* WHAT TO DO:
Write out every entry exactly as it stands.

* Collected data entries:
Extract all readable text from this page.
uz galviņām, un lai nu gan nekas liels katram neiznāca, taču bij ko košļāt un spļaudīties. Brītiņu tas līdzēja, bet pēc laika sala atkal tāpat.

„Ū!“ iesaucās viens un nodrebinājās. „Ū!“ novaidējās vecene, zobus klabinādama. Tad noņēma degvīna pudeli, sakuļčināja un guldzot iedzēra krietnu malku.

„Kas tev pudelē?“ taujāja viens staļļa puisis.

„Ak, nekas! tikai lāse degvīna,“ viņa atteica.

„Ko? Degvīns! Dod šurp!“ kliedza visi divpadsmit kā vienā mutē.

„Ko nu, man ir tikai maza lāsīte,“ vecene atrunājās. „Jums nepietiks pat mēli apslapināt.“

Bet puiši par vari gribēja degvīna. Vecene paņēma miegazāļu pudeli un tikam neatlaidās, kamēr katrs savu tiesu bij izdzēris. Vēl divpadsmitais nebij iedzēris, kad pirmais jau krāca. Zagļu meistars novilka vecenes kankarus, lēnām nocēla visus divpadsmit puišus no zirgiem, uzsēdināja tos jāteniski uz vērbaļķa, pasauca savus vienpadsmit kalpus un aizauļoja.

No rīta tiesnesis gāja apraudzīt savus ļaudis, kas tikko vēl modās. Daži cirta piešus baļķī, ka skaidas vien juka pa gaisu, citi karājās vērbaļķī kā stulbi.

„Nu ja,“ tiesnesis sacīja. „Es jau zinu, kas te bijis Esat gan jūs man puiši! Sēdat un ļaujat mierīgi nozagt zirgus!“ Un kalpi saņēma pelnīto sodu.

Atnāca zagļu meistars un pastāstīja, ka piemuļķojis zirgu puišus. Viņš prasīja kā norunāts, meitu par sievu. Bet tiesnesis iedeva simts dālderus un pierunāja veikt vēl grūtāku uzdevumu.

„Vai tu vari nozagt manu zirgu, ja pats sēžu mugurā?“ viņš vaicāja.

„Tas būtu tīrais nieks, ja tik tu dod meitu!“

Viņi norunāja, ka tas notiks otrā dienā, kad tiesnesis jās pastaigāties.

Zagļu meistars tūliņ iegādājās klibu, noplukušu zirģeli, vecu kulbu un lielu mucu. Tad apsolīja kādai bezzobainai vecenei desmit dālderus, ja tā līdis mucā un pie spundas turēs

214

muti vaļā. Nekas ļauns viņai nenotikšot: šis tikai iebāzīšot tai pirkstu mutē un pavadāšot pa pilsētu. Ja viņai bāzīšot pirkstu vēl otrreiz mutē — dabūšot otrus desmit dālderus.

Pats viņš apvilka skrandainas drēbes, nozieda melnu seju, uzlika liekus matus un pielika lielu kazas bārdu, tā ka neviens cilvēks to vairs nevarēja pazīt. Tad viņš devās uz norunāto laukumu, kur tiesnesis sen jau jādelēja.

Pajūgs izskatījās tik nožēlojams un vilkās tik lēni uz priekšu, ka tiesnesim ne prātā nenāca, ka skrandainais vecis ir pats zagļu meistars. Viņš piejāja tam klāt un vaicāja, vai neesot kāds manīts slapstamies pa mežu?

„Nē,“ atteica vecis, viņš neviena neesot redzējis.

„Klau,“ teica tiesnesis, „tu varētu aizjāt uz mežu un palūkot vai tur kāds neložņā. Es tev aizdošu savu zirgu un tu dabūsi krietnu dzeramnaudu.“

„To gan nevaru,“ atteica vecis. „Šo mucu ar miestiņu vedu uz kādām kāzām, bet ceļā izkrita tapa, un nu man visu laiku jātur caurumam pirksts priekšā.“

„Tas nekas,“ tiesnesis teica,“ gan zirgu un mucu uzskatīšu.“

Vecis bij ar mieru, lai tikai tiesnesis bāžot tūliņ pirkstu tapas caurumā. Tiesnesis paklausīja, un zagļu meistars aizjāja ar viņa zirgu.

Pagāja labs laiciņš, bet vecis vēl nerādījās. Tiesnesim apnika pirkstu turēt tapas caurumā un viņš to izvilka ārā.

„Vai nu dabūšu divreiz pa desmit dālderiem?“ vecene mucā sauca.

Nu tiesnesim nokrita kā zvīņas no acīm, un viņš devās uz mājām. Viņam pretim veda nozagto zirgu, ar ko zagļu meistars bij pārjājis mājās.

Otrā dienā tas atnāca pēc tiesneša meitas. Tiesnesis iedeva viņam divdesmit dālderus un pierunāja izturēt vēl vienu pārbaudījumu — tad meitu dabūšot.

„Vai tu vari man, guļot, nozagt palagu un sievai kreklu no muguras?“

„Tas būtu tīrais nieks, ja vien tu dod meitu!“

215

* CORRECT ANSWER:
Extract all readable text from this page.
uz galviņām, un lai nu gan nekas liels katram neiznāca, taču bij ko košļāt un spļaudīties. Brītiņu tas līdzēja, bet pēc laika sala atkal tāpat.

„Ū!“ iesaucās viens un nodrebinājās. „Ū!“ novaidējās vecene, zobus klabinādama. Tad noņēma degvīna pudeli, sakuļčināja un guldzot iedzēra krietnu malku.

„Kas tev pudelē?“ taujāja viens staļļa puisis.

„Ak, nekas! tikai lāse degvīna,“ viņa atteica.

„Ko? Degvīns! Dod šurp!“ kliedza visi divpadsmit kā vienā mutē.

„Ko nu, man ir tikai maza lāsīte,“ vecene atrunājās. „Jums nepietiks pat mēli apslapināt.“

Bet puiši par vari gribēja degvīna. Vecene paņēma miegazāļu pudeli un tikam neatlaidās, kamēr katrs savu tiesu bij izdzēris. Vēl divpadsmitais nebij iedzēris, kad pirmais jau krāca. Zagļu meistars novilka vecenes kankarus, lēnām nocēla visus divpadsmit puišus no zirgiem, uzsēdināja tos jāteniski uz vērbaļķa, pasauca savus vienpadsmit kalpus un aizauļoja.

No rīta tiesnesis gāja apraudzīt savus ļaudis, kas tikko vēl modās. Daži cirta piešus baļķī, ka skaidas vien juka pa gaisu, citi karājās vērbaļķī kā stulbi.

„Nu ja,“ tiesnesis sacīja. „Es jau zinu, kas te bijis Esat gan jūs man puiši! Sēdat un ļaujat mierīgi nozagt zirgus!“ Un kalpi saņēma pelnīto sodu.

Atnāca zagļu meistars un pastāstīja, ka piemuļķojis zirgu puišus. Viņš prasīja kā norunāts, meitu par sievu. Bet tiesnesis iedeva simts dālderus un pierunāja veikt vēl grūtāku uzdevumu.

„Vai tu vari nozagt manu zirgu, ja pats sēžu mugurā?“ viņš vaicāja.

„Tas būtu tīrais nieks, ja tik tu dod meitu!“

Viņi norunāja, ka tas notiks otrā dienā, kad tiesnesis jās pastaigāties.

Zagļu meistars tūliņ iegādājās klibu, noplukušu zirģeli, vecu kulbu un lielu mucu. Tad apsolīja kādai bezzobainai vecenei desmit dālderus, ja tā līdis mucā un pie spundas turēs

214

muti vaļā. Nekas ļauns viņai nenotikšot: šis tikai iebāzīšot tai pirkstu mutē un pavadāšot pa pilsētu. Ja viņai bāzīšot pirkstu vēl otrreiz mutē — dabūšot otrus desmit dālderus.

Pats viņš apvilka skrandainas drēbes, nozieda melnu seju, uzlika liekus matus un pielika lielu kazas bārdu, tā ka neviens cilvēks to vairs nevarēja pazīt. Tad viņš devās uz norunāto laukumu, kur tiesnesis sen jau jādelēja.

Pajūgs izskatījās tik nožēlojams un vilkās tik lēni uz priekšu, ka tiesnesim ne prātā nenāca, ka skrandainais vecis ir pats zagļu meistars. Viņš piejāja tam klāt un vaicāja, vai neesot kāds manīts slapstamies pa mežu?

„Nē,“ atteica vecis, viņš neviena neesot redzējis.

„Klau,“ teica tiesnesis, „tu varētu aizjāt uz mežu un palūkot vai tur kāds neložņā. Es tev aizdošu savu zirgu un tu dabūsi krietnu dzeramnaudu.“

„To gan nevaru,“ atteica vecis. „Šo mucu ar miestiņu vedu uz kādām kāzām, bet ceļā izkrita tapa, un nu man visu laiku jātur caurumam pirksts priekšā.“

„Tas nekas,“ tiesnesis teica,“ gan zirgu un mucu uzskatīšu.“

Vecis bij ar mieru, lai tikai tiesnesis bāžot tūliņ pirkstu tapas caurumā. Tiesnesis paklausīja, un zagļu meistars aizjāja ar viņa zirgu.

Pagāja labs laiciņš, bet vecis vēl nerādījās. Tiesnesim apnika pirkstu turēt tapas caurumā un viņš to izvilka ārā.

„Vai nu dabūšu divreiz pa desmit dālderiem?“ vecene mucā sauca.

Nu tiesnesim nokrita kā zvīņas no acīm, un viņš devās uz mājām. Viņam pretim veda nozagto zirgu, ar ko zagļu meistars bij pārjājis mājās.

Otrā dienā tas atnāca pēc tiesneša meitas. Tiesnesis iedeva viņam divdesmit dālderus un pierunāja izturēt vēl vienu pārbaudījumu — tad meitu dabūšot.

„Vai tu vari man, guļot, nozagt palagu un sievai kreklu no muguras?“

„Tas būtu tīrais nieks, ja vien tu dod meitu!“

215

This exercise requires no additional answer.